__PROMPT__
Copy every one of the lines below without changing a single character.

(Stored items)
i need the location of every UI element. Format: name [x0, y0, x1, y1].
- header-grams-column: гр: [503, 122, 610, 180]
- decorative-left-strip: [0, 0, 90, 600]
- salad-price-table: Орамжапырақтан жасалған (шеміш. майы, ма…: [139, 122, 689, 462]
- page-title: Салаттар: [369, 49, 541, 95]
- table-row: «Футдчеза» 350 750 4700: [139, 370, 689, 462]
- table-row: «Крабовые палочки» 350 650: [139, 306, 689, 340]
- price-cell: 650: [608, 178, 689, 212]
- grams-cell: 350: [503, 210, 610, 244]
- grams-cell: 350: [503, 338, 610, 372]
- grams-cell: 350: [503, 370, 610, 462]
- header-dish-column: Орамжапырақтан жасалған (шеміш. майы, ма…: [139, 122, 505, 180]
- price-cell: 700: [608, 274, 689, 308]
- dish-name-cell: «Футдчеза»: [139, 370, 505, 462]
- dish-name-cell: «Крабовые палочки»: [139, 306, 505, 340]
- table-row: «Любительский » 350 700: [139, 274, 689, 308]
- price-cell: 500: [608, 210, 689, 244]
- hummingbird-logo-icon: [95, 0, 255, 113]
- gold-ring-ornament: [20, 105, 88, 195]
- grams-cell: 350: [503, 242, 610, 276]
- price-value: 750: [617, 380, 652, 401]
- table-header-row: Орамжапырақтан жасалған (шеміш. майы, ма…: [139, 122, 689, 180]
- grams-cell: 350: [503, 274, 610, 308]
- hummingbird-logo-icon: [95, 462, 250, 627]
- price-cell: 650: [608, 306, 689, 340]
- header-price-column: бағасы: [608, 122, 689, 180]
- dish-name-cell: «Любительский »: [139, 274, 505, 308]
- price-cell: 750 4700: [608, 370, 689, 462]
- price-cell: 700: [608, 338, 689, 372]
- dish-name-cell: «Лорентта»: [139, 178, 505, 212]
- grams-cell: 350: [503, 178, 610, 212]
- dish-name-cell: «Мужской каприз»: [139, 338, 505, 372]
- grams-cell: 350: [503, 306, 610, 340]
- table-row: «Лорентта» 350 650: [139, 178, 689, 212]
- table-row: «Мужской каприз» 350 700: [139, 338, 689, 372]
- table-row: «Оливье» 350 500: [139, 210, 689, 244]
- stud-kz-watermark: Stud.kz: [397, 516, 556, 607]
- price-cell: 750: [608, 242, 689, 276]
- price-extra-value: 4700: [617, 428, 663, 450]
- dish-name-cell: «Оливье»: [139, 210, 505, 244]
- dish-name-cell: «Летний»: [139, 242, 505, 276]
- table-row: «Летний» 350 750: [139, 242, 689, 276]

__SOLUTION__
i need the location of every UI element. Format: name [x0, y0, x1, y1].
- header-grams-column: гр: [503, 122, 610, 180]
- decorative-left-strip: [0, 0, 90, 600]
- salad-price-table: Орамжапырақтан жасалған (шеміш. майы, ма…: [139, 122, 689, 462]
- page-title: Салаттар: [369, 49, 541, 95]
- table-row: «Футдчеза» 350 750 4700: [139, 370, 689, 462]
- table-row: «Крабовые палочки» 350 650: [139, 306, 689, 340]
- price-cell: 650: [608, 178, 689, 212]
- grams-cell: 350: [503, 210, 610, 244]
- grams-cell: 350: [503, 338, 610, 372]
- grams-cell: 350: [503, 370, 610, 462]
- header-dish-column: Орамжапырақтан жасалған (шеміш. майы, ма…: [139, 122, 505, 180]
- price-cell: 700: [608, 274, 689, 308]
- dish-name-cell: «Футдчеза»: [139, 370, 505, 462]
- dish-name-cell: «Крабовые палочки»: [139, 306, 505, 340]
- table-row: «Любительский » 350 700: [139, 274, 689, 308]
- price-cell: 500: [608, 210, 689, 244]
- hummingbird-logo-icon: [95, 0, 255, 113]
- gold-ring-ornament: [20, 105, 88, 195]
- grams-cell: 350: [503, 242, 610, 276]
- price-value: 750: [617, 380, 652, 401]
- table-header-row: Орамжапырақтан жасалған (шеміш. майы, ма…: [139, 122, 689, 180]
- grams-cell: 350: [503, 274, 610, 308]
- hummingbird-logo-icon: [95, 462, 250, 627]
- price-cell: 650: [608, 306, 689, 340]
- header-price-column: бағасы: [608, 122, 689, 180]
- dish-name-cell: «Любительский »: [139, 274, 505, 308]
- price-cell: 750 4700: [608, 370, 689, 462]
- price-cell: 700: [608, 338, 689, 372]
- dish-name-cell: «Лорентта»: [139, 178, 505, 212]
- grams-cell: 350: [503, 178, 610, 212]
- dish-name-cell: «Мужской каприз»: [139, 338, 505, 372]
- grams-cell: 350: [503, 306, 610, 340]
- table-row: «Лорентта» 350 650: [139, 178, 689, 212]
- table-row: «Мужской каприз» 350 700: [139, 338, 689, 372]
- table-row: «Оливье» 350 500: [139, 210, 689, 244]
- stud-kz-watermark: Stud.kz: [397, 516, 556, 607]
- price-cell: 750: [608, 242, 689, 276]
- price-extra-value: 4700: [617, 428, 663, 450]
- dish-name-cell: «Оливье»: [139, 210, 505, 244]
- dish-name-cell: «Летний»: [139, 242, 505, 276]
- table-row: «Летний» 350 750: [139, 242, 689, 276]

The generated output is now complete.